§ **The exercise**
The exercise asks for every line of the data to be reproduced exactly.

(Dataset entries on figures)

________________

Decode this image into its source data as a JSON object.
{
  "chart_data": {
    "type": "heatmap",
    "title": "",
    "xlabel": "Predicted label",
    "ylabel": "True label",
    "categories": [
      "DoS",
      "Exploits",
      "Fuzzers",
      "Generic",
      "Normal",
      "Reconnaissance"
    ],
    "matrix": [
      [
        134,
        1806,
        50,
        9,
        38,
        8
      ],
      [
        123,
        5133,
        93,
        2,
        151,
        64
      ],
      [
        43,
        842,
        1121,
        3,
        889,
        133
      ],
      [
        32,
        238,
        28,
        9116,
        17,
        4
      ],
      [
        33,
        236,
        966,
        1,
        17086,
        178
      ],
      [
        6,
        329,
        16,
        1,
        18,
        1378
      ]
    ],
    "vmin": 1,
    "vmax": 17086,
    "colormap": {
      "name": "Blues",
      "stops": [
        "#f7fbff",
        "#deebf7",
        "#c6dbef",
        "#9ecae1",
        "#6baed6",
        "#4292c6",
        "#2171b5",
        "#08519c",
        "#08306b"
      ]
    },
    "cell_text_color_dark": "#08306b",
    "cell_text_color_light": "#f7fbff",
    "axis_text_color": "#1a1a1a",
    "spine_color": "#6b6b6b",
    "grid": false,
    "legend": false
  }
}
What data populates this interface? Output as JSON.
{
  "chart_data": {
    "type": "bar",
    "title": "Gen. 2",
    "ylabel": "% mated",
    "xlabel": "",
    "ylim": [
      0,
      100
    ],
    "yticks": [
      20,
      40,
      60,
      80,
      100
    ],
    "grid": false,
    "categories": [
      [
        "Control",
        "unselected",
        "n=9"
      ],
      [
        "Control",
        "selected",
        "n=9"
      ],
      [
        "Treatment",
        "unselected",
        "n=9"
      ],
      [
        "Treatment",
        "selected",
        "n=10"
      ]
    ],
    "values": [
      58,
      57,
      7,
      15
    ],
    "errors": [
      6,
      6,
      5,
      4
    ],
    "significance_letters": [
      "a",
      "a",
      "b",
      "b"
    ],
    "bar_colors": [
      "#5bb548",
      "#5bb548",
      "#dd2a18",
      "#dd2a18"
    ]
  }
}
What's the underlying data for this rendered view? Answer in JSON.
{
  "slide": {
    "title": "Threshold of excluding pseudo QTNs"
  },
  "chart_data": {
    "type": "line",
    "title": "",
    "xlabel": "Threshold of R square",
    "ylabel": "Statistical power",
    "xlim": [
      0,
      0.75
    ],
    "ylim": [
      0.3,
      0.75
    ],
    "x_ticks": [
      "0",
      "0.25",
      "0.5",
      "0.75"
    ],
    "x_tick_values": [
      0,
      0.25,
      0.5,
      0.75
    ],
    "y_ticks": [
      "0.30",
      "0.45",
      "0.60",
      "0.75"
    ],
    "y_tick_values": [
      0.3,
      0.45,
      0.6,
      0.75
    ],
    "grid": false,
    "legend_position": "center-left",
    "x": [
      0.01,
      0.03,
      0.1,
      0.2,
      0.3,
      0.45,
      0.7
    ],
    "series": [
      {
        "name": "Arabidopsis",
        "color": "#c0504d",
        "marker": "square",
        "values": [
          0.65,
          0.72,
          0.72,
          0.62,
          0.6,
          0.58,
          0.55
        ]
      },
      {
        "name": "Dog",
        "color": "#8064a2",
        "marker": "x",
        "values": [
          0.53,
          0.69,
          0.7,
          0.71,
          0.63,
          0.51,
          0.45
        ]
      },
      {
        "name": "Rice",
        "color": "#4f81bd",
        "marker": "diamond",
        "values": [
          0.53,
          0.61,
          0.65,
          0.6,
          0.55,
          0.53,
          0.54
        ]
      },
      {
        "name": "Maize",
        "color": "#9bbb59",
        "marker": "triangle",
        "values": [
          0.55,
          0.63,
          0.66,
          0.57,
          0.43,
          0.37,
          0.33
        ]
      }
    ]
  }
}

________________

§ **Solution for this task**
Decode this image into its source data as a JSON object.
{
  "chart_data": {
    "type": "heatmap",
    "title": "",
    "xlabel": "Predicted label",
    "ylabel": "True label",
    "categories": [
      "DoS",
      "Exploits",
      "Fuzzers",
      "Generic",
      "Normal",
      "Reconnaissance"
    ],
    "matrix": [
      [
        134,
        1806,
        50,
        9,
        38,
        8
      ],
      [
        123,
        5133,
        93,
        2,
        151,
        64
      ],
      [
        43,
        842,
        1121,
        3,
        889,
        133
      ],
      [
        32,
        238,
        28,
        9116,
        17,
        4
      ],
      [
        33,
        236,
        966,
        1,
        17086,
        178
      ],
      [
        6,
        329,
        16,
        1,
        18,
        1378
      ]
    ],
    "vmin": 1,
    "vmax": 17086,
    "colormap": {
      "name": "Blues",
      "stops": [
        "#f7fbff",
        "#deebf7",
        "#c6dbef",
        "#9ecae1",
        "#6baed6",
        "#4292c6",
        "#2171b5",
        "#08519c",
        "#08306b"
      ]
    },
    "cell_text_color_dark": "#08306b",
    "cell_text_color_light": "#f7fbff",
    "axis_text_color": "#1a1a1a",
    "spine_color": "#6b6b6b",
    "grid": false,
    "legend": false
  }
}
What data populates this interface? Output as JSON.
{
  "chart_data": {
    "type": "bar",
    "title": "Gen. 2",
    "ylabel": "% mated",
    "xlabel": "",
    "ylim": [
      0,
      100
    ],
    "yticks": [
      20,
      40,
      60,
      80,
      100
    ],
    "grid": false,
    "categories": [
      [
        "Control",
        "unselected",
        "n=9"
      ],
      [
        "Control",
        "selected",
        "n=9"
      ],
      [
        "Treatment",
        "unselected",
        "n=9"
      ],
      [
        "Treatment",
        "selected",
        "n=10"
      ]
    ],
    "values": [
      58,
      57,
      7,
      15
    ],
    "errors": [
      6,
      6,
      5,
      4
    ],
    "significance_letters": [
      "a",
      "a",
      "b",
      "b"
    ],
    "bar_colors": [
      "#5bb548",
      "#5bb548",
      "#dd2a18",
      "#dd2a18"
    ]
  }
}
What's the underlying data for this rendered view? Answer in JSON.
{
  "slide": {
    "title": "Threshold of excluding pseudo QTNs"
  },
  "chart_data": {
    "type": "line",
    "title": "",
    "xlabel": "Threshold of R square",
    "ylabel": "Statistical power",
    "xlim": [
      0,
      0.75
    ],
    "ylim": [
      0.3,
      0.75
    ],
    "x_ticks": [
      "0",
      "0.25",
      "0.5",
      "0.75"
    ],
    "x_tick_values": [
      0,
      0.25,
      0.5,
      0.75
    ],
    "y_ticks": [
      "0.30",
      "0.45",
      "0.60",
      "0.75"
    ],
    "y_tick_values": [
      0.3,
      0.45,
      0.6,
      0.75
    ],
    "grid": false,
    "legend_position": "center-left",
    "x": [
      0.01,
      0.03,
      0.1,
      0.2,
      0.3,
      0.45,
      0.7
    ],
    "series": [
      {
        "name": "Arabidopsis",
        "color": "#c0504d",
        "marker": "square",
        "values": [
          0.65,
          0.72,
          0.72,
          0.62,
          0.6,
          0.58,
          0.55
        ]
      },
      {
        "name": "Dog",
        "color": "#8064a2",
        "marker": "x",
        "values": [
          0.53,
          0.69,
          0.7,
          0.71,
          0.63,
          0.51,
          0.45
        ]
      },
      {
        "name": "Rice",
        "color": "#4f81bd",
        "marker": "diamond",
        "values": [
          0.53,
          0.61,
          0.65,
          0.6,
          0.55,
          0.53,
          0.54
        ]
      },
      {
        "name": "Maize",
        "color": "#9bbb59",
        "marker": "triangle",
        "values": [
          0.55,
          0.63,
          0.66,
          0.57,
          0.43,
          0.37,
          0.33
        ]
      }
    ]
  }
}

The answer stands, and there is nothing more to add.